• _RAW RECORDS_:

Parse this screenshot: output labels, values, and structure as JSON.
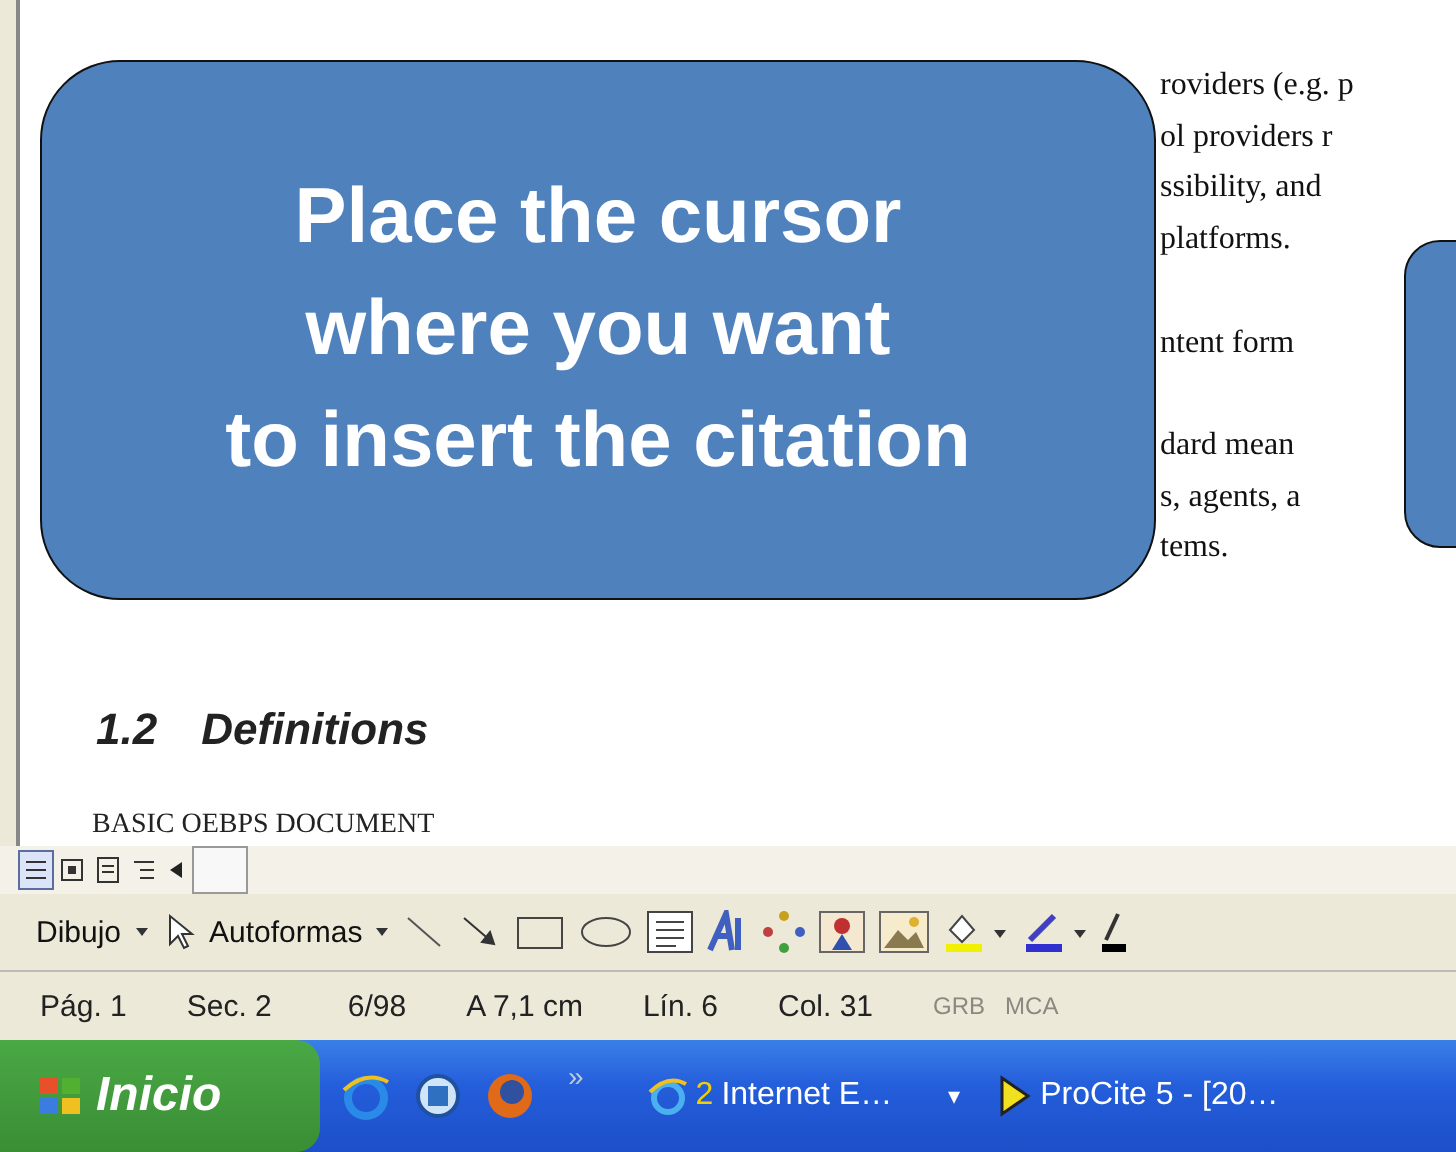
{
  "document": {
    "paragraphs": [
      [
        "roviders (e.g. p",
        "ol providers r",
        "ssibility, and",
        "platforms."
      ],
      [
        "ntent form"
      ],
      [
        "dard mean",
        "s, agents, a",
        "tems."
      ]
    ],
    "heading": {
      "number": "1.2",
      "title": "Definitions"
    },
    "paragraph": "BASIC OEBPS DOCUMENT"
  },
  "callout": {
    "text": "Place the cursor\nwhere you want\nto insert the citation"
  },
  "drawing_toolbar": {
    "menus": [
      "Dibujo",
      "Autoformas"
    ]
  },
  "status_bar": {
    "fields": [
      {
        "text": "Pág. 1",
        "disabled": false
      },
      {
        "text": "Sec. 2",
        "disabled": false
      },
      {
        "text": "6/98",
        "disabled": false
      },
      {
        "text": "A 7,1 cm",
        "disabled": false
      },
      {
        "text": "Lín. 6",
        "disabled": false
      },
      {
        "text": "Col. 31",
        "disabled": false
      },
      {
        "text": "GRB",
        "disabled": true
      },
      {
        "text": "MCA",
        "disabled": true
      }
    ]
  },
  "taskbar": {
    "start": "Inicio",
    "overflow": "»",
    "tasks": [
      {
        "count": "2",
        "label": "Internet E…",
        "menu": "▾"
      },
      {
        "label": "ProCite 5 - [20…"
      }
    ]
  }
}
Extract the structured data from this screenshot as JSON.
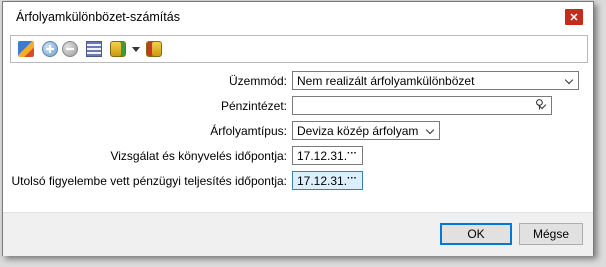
{
  "window": {
    "title": "Árfolyamkülönbözet-számítás",
    "close_symbol": "✕"
  },
  "toolbar": {
    "icons": [
      "edit-icon",
      "add-icon",
      "remove-icon",
      "calculator-icon",
      "coins-icon",
      "dropdown-arrow-icon",
      "export-icon"
    ]
  },
  "form": {
    "mode_label": "Üzemmód:",
    "mode_value": "Nem realizált árfolyamkülönbözet",
    "bank_label": "Pénzintézet:",
    "bank_value": "",
    "rate_type_label": "Árfolyamtípus:",
    "rate_type_value": "Deviza közép árfolyam",
    "audit_date_label": "Vizsgálat és könyvelés időpontja:",
    "audit_date_value": "17.12.31.",
    "last_fin_date_label": "Utolsó figyelembe vett pénzügyi teljesítés időpontja:",
    "last_fin_date_value": "17.12.31.",
    "ellipsis": "···",
    "attach_symbol": "⚲"
  },
  "footer": {
    "ok_label": "OK",
    "cancel_label": "Mégse"
  },
  "colors": {
    "close_button": "#c42b1c",
    "focused_field": "#dcefff",
    "primary_border": "#0078d7",
    "footer_bg": "#f0f0f0"
  }
}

• _THE PROBLEM_: Retype only the lines above from the one with "Extract the structured" through the last, both ends included, keeping every picture out of the copy.

• _EXERCISE RESPONSE_:
Extract the structured data from this screenshot as JSON.
{
  "window": {
    "title": "Árfolyamkülönbözet-számítás",
    "close_symbol": "✕"
  },
  "toolbar": {
    "icons": [
      "edit-icon",
      "add-icon",
      "remove-icon",
      "calculator-icon",
      "coins-icon",
      "dropdown-arrow-icon",
      "export-icon"
    ]
  },
  "form": {
    "mode_label": "Üzemmód:",
    "mode_value": "Nem realizált árfolyamkülönbözet",
    "bank_label": "Pénzintézet:",
    "bank_value": "",
    "rate_type_label": "Árfolyamtípus:",
    "rate_type_value": "Deviza közép árfolyam",
    "audit_date_label": "Vizsgálat és könyvelés időpontja:",
    "audit_date_value": "17.12.31.",
    "last_fin_date_label": "Utolsó figyelembe vett pénzügyi teljesítés időpontja:",
    "last_fin_date_value": "17.12.31.",
    "ellipsis": "···",
    "attach_symbol": "⚲"
  },
  "footer": {
    "ok_label": "OK",
    "cancel_label": "Mégse"
  },
  "colors": {
    "close_button": "#c42b1c",
    "focused_field": "#dcefff",
    "primary_border": "#0078d7",
    "footer_bg": "#f0f0f0"
  }
}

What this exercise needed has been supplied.